=== SUPPLIED DATA ===

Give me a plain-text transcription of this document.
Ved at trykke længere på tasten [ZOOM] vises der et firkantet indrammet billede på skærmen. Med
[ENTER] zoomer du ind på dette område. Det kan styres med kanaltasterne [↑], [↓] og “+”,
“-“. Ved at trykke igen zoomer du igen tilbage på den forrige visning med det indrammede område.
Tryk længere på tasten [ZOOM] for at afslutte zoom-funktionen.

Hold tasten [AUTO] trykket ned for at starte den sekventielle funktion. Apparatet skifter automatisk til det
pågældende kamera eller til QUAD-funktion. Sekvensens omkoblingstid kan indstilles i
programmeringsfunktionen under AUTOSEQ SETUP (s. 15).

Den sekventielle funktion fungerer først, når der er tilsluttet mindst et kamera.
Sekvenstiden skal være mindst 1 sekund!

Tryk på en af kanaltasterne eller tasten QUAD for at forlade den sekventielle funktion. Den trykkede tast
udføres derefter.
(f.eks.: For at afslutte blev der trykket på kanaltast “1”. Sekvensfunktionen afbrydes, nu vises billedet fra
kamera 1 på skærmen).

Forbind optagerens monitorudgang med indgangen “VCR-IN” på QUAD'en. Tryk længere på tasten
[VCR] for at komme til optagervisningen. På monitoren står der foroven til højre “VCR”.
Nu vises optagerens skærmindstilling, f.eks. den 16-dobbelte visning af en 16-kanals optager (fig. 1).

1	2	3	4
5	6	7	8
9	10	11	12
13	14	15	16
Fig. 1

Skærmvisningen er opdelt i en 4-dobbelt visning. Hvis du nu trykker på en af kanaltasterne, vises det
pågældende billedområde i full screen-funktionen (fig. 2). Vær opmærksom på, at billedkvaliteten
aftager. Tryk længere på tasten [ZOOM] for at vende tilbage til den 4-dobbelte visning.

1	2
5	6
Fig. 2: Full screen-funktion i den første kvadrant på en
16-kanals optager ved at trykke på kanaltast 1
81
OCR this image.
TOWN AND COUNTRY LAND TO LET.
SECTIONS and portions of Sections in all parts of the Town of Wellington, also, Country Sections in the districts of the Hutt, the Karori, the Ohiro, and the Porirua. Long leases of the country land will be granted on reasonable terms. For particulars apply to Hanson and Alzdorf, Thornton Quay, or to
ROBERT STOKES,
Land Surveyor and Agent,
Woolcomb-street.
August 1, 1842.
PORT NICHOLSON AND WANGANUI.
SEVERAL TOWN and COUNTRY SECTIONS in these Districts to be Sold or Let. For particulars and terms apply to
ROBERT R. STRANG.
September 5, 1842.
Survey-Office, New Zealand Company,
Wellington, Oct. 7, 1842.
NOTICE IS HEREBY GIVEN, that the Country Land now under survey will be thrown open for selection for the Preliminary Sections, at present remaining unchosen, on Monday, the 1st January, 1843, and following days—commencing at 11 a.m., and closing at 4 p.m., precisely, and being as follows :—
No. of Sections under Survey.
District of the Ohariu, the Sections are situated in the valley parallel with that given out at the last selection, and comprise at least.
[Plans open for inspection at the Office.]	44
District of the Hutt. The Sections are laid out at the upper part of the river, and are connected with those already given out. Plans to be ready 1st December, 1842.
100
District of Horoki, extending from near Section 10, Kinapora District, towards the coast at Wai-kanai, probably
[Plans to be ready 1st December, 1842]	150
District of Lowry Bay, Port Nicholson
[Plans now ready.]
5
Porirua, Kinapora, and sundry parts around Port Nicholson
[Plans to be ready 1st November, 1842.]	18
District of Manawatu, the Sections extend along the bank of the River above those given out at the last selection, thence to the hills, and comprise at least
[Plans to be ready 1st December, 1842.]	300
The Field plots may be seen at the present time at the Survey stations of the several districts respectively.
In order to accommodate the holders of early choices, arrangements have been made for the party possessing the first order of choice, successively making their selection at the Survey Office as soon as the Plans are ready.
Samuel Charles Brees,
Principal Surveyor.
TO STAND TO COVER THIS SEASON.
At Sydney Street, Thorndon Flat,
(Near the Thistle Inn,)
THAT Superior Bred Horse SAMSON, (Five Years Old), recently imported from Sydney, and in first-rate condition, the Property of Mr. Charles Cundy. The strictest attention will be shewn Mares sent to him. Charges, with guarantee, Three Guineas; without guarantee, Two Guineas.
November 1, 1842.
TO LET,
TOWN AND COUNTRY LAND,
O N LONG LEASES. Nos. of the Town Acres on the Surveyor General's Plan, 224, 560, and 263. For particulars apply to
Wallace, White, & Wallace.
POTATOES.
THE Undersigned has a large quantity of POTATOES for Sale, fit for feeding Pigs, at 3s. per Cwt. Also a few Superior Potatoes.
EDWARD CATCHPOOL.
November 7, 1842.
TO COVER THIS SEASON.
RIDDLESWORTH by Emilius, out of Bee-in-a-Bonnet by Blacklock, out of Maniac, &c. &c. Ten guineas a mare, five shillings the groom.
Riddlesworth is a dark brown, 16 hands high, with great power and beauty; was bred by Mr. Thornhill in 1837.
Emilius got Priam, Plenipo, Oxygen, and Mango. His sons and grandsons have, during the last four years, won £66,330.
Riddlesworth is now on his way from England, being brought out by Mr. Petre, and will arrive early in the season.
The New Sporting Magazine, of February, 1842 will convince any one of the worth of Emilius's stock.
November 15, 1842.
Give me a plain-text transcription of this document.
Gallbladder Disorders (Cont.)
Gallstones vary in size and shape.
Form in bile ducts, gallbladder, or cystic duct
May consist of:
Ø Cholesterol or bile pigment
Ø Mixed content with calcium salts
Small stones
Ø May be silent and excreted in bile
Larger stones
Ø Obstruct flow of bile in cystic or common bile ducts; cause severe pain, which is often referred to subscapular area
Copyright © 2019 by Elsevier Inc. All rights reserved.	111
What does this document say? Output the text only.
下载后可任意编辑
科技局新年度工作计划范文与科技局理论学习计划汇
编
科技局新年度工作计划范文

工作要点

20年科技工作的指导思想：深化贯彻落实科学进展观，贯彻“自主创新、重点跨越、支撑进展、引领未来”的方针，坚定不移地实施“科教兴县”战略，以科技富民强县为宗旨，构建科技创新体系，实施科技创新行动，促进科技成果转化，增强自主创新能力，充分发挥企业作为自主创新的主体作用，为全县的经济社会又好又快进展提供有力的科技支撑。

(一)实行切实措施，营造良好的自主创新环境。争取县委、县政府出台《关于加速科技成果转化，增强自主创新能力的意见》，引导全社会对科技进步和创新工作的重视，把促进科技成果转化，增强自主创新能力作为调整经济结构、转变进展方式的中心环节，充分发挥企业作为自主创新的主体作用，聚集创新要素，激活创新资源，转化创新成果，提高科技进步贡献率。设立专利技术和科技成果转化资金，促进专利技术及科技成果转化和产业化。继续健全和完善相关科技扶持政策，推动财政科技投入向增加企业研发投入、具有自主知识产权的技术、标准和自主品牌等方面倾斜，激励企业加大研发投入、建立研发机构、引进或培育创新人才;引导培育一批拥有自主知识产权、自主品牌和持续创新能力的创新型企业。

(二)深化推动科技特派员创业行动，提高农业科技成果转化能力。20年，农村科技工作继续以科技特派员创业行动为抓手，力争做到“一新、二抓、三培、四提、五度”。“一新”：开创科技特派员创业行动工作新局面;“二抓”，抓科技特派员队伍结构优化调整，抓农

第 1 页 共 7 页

===

Wherever "terms" shows up in a line, copy that line.

WRITTEN SOLUTION =
SECTIONS and portions of Sections in all parts of the Town of Wellington, also, Country Sections in the districts of the Hutt, the Karori, the Ohiro, and the Porirua. Long leases of the country land will be granted on reasonable terms. For particulars apply to Hanson and Alzdorf, Thornton Quay, or to
SEVERAL TOWN and COUNTRY SECTIONS in these Districts to be Sold or Let. For particulars and terms apply to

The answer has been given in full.